**WHAT YOU HAVE TO DO:** Set down each entry from the block beneath, exactly as written.

**Dataset rows:**
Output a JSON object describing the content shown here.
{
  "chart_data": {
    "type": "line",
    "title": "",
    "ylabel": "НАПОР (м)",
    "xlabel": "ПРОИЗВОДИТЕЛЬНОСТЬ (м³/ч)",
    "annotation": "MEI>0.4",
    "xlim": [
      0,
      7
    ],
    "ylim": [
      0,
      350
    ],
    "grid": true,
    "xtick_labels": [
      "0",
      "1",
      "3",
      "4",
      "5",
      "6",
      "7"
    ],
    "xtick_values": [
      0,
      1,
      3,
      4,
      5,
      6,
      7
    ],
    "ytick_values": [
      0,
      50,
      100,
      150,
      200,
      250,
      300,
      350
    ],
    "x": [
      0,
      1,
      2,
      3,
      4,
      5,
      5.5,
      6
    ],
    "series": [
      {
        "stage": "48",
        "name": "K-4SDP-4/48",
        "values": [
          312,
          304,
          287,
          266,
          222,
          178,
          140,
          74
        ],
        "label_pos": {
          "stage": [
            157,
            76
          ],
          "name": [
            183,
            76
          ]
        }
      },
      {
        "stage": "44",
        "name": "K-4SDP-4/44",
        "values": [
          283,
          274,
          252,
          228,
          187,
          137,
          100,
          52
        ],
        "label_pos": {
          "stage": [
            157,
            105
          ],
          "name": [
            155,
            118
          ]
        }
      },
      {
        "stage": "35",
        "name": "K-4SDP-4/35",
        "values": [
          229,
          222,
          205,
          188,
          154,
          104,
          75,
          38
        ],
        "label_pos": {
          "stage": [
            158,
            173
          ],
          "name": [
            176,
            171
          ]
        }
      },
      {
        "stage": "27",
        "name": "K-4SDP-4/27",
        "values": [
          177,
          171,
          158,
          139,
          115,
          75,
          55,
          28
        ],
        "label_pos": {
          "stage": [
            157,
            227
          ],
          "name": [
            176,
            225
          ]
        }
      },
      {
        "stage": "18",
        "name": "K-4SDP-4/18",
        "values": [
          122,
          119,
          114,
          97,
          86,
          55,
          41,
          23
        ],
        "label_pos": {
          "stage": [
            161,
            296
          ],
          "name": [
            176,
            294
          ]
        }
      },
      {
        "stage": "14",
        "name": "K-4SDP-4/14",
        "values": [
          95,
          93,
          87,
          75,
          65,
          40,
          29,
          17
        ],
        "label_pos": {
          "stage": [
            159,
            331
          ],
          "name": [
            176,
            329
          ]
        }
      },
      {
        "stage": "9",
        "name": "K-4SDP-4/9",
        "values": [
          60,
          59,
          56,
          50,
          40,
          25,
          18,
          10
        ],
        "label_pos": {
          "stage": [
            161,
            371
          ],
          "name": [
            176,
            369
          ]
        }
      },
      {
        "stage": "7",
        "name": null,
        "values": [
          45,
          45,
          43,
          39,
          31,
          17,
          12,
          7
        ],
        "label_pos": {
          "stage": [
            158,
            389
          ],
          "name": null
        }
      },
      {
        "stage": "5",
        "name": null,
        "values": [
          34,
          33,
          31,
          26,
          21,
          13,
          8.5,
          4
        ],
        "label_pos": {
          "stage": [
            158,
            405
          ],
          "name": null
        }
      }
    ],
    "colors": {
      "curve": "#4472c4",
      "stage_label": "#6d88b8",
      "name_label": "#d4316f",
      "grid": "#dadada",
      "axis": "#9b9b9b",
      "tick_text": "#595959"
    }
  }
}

**SOLVED EXERCISE:**
Output a JSON object describing the content shown here.
{
  "chart_data": {
    "type": "line",
    "title": "",
    "ylabel": "НАПОР (м)",
    "xlabel": "ПРОИЗВОДИТЕЛЬНОСТЬ (м³/ч)",
    "annotation": "MEI>0.4",
    "xlim": [
      0,
      7
    ],
    "ylim": [
      0,
      350
    ],
    "grid": true,
    "xtick_labels": [
      "0",
      "1",
      "3",
      "4",
      "5",
      "6",
      "7"
    ],
    "xtick_values": [
      0,
      1,
      3,
      4,
      5,
      6,
      7
    ],
    "ytick_values": [
      0,
      50,
      100,
      150,
      200,
      250,
      300,
      350
    ],
    "x": [
      0,
      1,
      2,
      3,
      4,
      5,
      5.5,
      6
    ],
    "series": [
      {
        "stage": "48",
        "name": "K-4SDP-4/48",
        "values": [
          312,
          304,
          287,
          266,
          222,
          178,
          140,
          74
        ],
        "label_pos": {
          "stage": [
            157,
            76
          ],
          "name": [
            183,
            76
          ]
        }
      },
      {
        "stage": "44",
        "name": "K-4SDP-4/44",
        "values": [
          283,
          274,
          252,
          228,
          187,
          137,
          100,
          52
        ],
        "label_pos": {
          "stage": [
            157,
            105
          ],
          "name": [
            155,
            118
          ]
        }
      },
      {
        "stage": "35",
        "name": "K-4SDP-4/35",
        "values": [
          229,
          222,
          205,
          188,
          154,
          104,
          75,
          38
        ],
        "label_pos": {
          "stage": [
            158,
            173
          ],
          "name": [
            176,
            171
          ]
        }
      },
      {
        "stage": "27",
        "name": "K-4SDP-4/27",
        "values": [
          177,
          171,
          158,
          139,
          115,
          75,
          55,
          28
        ],
        "label_pos": {
          "stage": [
            157,
            227
          ],
          "name": [
            176,
            225
          ]
        }
      },
      {
        "stage": "18",
        "name": "K-4SDP-4/18",
        "values": [
          122,
          119,
          114,
          97,
          86,
          55,
          41,
          23
        ],
        "label_pos": {
          "stage": [
            161,
            296
          ],
          "name": [
            176,
            294
          ]
        }
      },
      {
        "stage": "14",
        "name": "K-4SDP-4/14",
        "values": [
          95,
          93,
          87,
          75,
          65,
          40,
          29,
          17
        ],
        "label_pos": {
          "stage": [
            159,
            331
          ],
          "name": [
            176,
            329
          ]
        }
      },
      {
        "stage": "9",
        "name": "K-4SDP-4/9",
        "values": [
          60,
          59,
          56,
          50,
          40,
          25,
          18,
          10
        ],
        "label_pos": {
          "stage": [
            161,
            371
          ],
          "name": [
            176,
            369
          ]
        }
      },
      {
        "stage": "7",
        "name": null,
        "values": [
          45,
          45,
          43,
          39,
          31,
          17,
          12,
          7
        ],
        "label_pos": {
          "stage": [
            158,
            389
          ],
          "name": null
        }
      },
      {
        "stage": "5",
        "name": null,
        "values": [
          34,
          33,
          31,
          26,
          21,
          13,
          8.5,
          4
        ],
        "label_pos": {
          "stage": [
            158,
            405
          ],
          "name": null
        }
      }
    ],
    "colors": {
      "curve": "#4472c4",
      "stage_label": "#6d88b8",
      "name_label": "#d4316f",
      "grid": "#dadada",
      "axis": "#9b9b9b",
      "tick_text": "#595959"
    }
  }
}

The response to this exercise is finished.